Goal of the exercise:
Every record here should be printed again exactly.

..............................

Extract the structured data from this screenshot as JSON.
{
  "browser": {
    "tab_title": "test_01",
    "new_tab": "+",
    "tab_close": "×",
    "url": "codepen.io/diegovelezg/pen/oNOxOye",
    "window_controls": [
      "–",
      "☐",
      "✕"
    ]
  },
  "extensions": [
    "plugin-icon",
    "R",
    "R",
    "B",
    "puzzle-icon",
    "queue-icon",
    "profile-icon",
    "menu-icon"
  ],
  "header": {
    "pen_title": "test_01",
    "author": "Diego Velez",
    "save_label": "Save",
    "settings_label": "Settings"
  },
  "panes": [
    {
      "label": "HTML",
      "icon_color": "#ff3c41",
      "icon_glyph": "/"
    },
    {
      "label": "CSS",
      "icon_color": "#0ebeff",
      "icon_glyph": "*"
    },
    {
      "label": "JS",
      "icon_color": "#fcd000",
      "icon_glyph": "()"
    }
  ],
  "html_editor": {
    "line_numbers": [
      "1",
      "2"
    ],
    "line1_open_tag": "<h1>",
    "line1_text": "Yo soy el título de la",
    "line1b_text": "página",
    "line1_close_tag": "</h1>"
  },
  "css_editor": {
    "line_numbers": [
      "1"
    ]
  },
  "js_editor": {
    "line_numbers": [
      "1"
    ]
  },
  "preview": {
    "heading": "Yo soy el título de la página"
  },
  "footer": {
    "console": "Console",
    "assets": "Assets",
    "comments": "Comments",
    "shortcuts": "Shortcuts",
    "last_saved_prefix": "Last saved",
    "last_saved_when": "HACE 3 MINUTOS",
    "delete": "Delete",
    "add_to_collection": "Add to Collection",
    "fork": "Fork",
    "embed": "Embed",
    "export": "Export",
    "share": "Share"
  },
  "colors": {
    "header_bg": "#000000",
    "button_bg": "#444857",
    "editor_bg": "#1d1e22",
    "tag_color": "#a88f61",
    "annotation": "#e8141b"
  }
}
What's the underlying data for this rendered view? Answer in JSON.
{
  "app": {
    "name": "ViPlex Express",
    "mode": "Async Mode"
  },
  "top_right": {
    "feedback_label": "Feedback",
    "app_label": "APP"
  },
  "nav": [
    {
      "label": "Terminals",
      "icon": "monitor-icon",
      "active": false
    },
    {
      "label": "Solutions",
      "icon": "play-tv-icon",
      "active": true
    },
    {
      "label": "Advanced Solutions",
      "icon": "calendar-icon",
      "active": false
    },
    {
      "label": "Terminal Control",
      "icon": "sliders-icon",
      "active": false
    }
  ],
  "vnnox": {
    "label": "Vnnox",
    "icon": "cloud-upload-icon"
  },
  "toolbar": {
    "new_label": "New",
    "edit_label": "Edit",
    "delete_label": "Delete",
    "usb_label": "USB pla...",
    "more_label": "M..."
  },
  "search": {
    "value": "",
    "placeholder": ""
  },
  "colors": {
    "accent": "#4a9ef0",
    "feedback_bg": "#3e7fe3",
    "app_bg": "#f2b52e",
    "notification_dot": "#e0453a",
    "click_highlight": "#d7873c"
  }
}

..............................

Output for this task:
Extract the structured data from this screenshot as JSON.
{
  "browser": {
    "tab_title": "test_01",
    "new_tab": "+",
    "tab_close": "×",
    "url": "codepen.io/diegovelezg/pen/oNOxOye",
    "window_controls": [
      "–",
      "☐",
      "✕"
    ]
  },
  "extensions": [
    "plugin-icon",
    "R",
    "R",
    "B",
    "puzzle-icon",
    "queue-icon",
    "profile-icon",
    "menu-icon"
  ],
  "header": {
    "pen_title": "test_01",
    "author": "Diego Velez",
    "save_label": "Save",
    "settings_label": "Settings"
  },
  "panes": [
    {
      "label": "HTML",
      "icon_color": "#ff3c41",
      "icon_glyph": "/"
    },
    {
      "label": "CSS",
      "icon_color": "#0ebeff",
      "icon_glyph": "*"
    },
    {
      "label": "JS",
      "icon_color": "#fcd000",
      "icon_glyph": "()"
    }
  ],
  "html_editor": {
    "line_numbers": [
      "1",
      "2"
    ],
    "line1_open_tag": "<h1>",
    "line1_text": "Yo soy el título de la",
    "line1b_text": "página",
    "line1_close_tag": "</h1>"
  },
  "css_editor": {
    "line_numbers": [
      "1"
    ]
  },
  "js_editor": {
    "line_numbers": [
      "1"
    ]
  },
  "preview": {
    "heading": "Yo soy el título de la página"
  },
  "footer": {
    "console": "Console",
    "assets": "Assets",
    "comments": "Comments",
    "shortcuts": "Shortcuts",
    "last_saved_prefix": "Last saved",
    "last_saved_when": "HACE 3 MINUTOS",
    "delete": "Delete",
    "add_to_collection": "Add to Collection",
    "fork": "Fork",
    "embed": "Embed",
    "export": "Export",
    "share": "Share"
  },
  "colors": {
    "header_bg": "#000000",
    "button_bg": "#444857",
    "editor_bg": "#1d1e22",
    "tag_color": "#a88f61",
    "annotation": "#e8141b"
  }
}
What's the underlying data for this rendered view? Answer in JSON.
{
  "app": {
    "name": "ViPlex Express",
    "mode": "Async Mode"
  },
  "top_right": {
    "feedback_label": "Feedback",
    "app_label": "APP"
  },
  "nav": [
    {
      "label": "Terminals",
      "icon": "monitor-icon",
      "active": false
    },
    {
      "label": "Solutions",
      "icon": "play-tv-icon",
      "active": true
    },
    {
      "label": "Advanced Solutions",
      "icon": "calendar-icon",
      "active": false
    },
    {
      "label": "Terminal Control",
      "icon": "sliders-icon",
      "active": false
    }
  ],
  "vnnox": {
    "label": "Vnnox",
    "icon": "cloud-upload-icon"
  },
  "toolbar": {
    "new_label": "New",
    "edit_label": "Edit",
    "delete_label": "Delete",
    "usb_label": "USB pla...",
    "more_label": "M..."
  },
  "search": {
    "value": "",
    "placeholder": ""
  },
  "colors": {
    "accent": "#4a9ef0",
    "feedback_bg": "#3e7fe3",
    "app_bg": "#f2b52e",
    "notification_dot": "#e0453a",
    "click_highlight": "#d7873c"
  }
}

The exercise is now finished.